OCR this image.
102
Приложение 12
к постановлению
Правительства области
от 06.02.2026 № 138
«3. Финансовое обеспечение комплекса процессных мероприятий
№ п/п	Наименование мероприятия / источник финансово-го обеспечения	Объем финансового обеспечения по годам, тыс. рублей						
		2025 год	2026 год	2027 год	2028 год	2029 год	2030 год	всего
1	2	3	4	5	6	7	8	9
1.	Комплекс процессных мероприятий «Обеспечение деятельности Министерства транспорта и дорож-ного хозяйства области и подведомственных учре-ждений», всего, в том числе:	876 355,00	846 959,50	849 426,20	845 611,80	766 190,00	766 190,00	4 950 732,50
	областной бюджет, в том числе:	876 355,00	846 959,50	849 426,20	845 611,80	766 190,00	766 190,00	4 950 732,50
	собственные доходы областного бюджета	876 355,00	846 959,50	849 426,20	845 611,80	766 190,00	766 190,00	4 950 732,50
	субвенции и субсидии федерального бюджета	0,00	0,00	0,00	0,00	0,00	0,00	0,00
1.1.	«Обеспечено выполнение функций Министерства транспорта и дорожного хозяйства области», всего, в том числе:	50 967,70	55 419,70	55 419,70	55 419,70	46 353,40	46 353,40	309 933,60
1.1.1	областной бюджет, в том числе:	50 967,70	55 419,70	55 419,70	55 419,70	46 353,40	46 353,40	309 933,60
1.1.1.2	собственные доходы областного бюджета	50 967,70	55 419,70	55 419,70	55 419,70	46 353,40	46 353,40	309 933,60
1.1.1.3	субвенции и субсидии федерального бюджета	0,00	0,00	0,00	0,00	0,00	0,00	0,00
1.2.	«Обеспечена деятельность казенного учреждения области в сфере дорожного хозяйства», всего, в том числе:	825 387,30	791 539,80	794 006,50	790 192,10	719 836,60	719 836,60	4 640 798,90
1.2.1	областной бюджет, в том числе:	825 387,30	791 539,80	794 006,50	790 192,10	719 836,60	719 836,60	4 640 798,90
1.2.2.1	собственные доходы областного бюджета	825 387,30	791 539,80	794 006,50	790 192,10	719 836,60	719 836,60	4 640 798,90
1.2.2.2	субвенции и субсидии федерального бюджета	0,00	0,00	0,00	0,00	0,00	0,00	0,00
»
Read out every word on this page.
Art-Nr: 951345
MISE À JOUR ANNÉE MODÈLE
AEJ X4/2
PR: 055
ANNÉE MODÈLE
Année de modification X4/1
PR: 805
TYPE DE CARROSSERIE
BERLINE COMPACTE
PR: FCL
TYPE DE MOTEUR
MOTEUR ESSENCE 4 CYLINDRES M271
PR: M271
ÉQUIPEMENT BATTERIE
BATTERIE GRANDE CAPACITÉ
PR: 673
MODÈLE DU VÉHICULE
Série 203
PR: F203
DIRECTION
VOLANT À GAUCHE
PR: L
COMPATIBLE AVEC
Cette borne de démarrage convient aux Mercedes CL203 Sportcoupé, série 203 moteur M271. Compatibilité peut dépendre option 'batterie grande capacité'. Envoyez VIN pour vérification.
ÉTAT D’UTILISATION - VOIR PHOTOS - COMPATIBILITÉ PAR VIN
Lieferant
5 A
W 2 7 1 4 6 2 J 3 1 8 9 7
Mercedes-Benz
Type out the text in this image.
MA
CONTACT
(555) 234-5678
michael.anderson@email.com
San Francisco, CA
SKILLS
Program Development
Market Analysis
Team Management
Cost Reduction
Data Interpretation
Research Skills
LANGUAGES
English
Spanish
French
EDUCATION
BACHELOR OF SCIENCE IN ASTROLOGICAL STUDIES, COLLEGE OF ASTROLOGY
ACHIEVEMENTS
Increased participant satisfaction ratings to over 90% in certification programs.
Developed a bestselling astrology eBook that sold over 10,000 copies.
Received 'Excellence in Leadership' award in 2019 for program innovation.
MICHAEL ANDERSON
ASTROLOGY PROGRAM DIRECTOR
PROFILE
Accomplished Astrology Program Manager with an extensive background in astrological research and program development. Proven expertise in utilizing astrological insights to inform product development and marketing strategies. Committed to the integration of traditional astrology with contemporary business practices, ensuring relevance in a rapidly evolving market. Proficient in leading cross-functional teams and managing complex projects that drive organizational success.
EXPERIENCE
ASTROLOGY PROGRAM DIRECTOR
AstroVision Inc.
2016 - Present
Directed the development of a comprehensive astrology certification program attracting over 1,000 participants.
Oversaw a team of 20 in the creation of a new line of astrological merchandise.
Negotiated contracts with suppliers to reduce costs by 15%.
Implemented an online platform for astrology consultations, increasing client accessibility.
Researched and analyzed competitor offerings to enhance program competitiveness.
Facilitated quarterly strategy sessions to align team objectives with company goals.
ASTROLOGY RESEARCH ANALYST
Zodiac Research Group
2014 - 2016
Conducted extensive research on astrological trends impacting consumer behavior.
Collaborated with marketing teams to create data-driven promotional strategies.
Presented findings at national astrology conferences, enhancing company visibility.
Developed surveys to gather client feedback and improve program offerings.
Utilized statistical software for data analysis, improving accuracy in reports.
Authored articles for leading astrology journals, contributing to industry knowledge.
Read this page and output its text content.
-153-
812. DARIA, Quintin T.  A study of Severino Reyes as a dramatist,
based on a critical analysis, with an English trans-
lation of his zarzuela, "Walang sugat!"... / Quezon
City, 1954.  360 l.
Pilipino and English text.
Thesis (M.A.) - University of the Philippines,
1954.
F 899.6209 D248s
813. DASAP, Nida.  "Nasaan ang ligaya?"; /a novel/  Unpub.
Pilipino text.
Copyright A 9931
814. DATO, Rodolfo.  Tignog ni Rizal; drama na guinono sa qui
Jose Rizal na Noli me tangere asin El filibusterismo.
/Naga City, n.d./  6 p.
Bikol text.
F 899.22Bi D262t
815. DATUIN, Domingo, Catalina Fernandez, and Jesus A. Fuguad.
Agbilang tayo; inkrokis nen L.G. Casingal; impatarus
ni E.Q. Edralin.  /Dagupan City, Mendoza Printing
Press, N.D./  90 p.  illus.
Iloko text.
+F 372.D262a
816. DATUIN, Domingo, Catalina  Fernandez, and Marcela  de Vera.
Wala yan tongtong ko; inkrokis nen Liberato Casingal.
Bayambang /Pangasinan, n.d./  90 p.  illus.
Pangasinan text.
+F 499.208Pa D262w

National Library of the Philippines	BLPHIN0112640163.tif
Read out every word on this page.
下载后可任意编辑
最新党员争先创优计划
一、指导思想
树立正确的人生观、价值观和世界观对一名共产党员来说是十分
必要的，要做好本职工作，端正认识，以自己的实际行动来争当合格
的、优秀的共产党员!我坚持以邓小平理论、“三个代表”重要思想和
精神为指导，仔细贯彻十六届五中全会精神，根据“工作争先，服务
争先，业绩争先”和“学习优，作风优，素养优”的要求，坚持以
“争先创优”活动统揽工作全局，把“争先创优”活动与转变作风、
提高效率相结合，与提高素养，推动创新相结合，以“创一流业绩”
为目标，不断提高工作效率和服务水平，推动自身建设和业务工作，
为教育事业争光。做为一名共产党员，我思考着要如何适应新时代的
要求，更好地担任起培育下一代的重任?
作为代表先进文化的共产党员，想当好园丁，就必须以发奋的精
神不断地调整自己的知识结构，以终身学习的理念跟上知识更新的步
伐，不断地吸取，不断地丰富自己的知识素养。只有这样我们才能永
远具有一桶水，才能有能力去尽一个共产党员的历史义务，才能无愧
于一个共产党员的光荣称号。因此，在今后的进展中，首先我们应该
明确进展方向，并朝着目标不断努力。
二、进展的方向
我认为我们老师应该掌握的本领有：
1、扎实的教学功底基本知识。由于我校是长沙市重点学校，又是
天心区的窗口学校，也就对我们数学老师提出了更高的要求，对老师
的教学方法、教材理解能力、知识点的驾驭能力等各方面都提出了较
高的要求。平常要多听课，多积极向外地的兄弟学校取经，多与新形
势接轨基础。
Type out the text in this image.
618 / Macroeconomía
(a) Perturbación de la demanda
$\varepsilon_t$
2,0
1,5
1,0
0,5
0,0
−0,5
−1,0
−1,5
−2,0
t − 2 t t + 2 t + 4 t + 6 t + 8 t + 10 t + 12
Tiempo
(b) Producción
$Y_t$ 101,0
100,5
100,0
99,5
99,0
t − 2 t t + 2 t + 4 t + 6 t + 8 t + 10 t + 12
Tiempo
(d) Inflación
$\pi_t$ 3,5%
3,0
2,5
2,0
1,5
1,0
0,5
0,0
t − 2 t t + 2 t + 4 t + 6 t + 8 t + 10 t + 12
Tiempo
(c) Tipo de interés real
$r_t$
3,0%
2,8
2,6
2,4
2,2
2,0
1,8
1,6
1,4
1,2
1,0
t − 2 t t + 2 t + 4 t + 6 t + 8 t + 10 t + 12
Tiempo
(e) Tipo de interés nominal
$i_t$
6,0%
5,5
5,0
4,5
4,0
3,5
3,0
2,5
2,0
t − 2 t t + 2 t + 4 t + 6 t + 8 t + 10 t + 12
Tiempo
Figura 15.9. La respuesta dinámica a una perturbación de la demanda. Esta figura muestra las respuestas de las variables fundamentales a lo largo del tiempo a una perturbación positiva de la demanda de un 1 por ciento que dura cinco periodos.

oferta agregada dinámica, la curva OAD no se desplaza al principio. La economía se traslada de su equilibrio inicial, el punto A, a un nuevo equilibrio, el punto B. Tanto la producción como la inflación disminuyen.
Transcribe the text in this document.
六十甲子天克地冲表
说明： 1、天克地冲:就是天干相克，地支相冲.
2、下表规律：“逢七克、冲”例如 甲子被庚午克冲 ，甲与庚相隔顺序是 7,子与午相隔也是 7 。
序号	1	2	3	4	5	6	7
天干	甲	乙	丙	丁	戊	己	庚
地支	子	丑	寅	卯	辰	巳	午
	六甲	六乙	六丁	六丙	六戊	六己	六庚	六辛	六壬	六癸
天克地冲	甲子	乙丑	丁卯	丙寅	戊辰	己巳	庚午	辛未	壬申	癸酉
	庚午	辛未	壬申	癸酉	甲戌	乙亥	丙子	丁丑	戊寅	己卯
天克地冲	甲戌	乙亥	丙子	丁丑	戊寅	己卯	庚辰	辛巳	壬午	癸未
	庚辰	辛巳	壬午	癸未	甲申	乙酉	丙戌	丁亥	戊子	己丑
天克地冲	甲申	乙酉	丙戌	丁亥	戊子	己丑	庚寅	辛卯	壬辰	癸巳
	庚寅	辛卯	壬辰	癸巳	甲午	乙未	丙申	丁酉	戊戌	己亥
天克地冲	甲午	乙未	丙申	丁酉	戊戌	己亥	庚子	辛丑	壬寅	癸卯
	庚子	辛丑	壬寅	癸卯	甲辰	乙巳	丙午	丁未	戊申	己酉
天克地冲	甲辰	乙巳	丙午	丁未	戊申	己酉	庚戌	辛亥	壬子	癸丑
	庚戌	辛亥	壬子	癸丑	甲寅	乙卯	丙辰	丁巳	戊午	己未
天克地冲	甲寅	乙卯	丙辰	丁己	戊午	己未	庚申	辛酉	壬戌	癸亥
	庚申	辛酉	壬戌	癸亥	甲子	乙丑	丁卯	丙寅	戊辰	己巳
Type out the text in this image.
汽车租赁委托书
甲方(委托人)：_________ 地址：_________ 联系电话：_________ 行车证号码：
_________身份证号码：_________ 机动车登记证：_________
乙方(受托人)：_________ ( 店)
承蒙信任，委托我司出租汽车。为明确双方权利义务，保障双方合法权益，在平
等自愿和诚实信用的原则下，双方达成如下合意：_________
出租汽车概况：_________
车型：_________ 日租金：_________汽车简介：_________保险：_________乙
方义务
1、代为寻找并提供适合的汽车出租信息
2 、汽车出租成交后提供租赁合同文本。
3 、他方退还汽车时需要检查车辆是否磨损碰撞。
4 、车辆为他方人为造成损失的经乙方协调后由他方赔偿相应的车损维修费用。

WHAT THIS TASK INVOLVES:
Extract lines where the string "Developed" occurs.

ANSWER TO THE EXERCISE:
Developed a bestselling astrology eBook that sold over 10,000 copies.
Developed surveys to gather client feedback and improve program offerings.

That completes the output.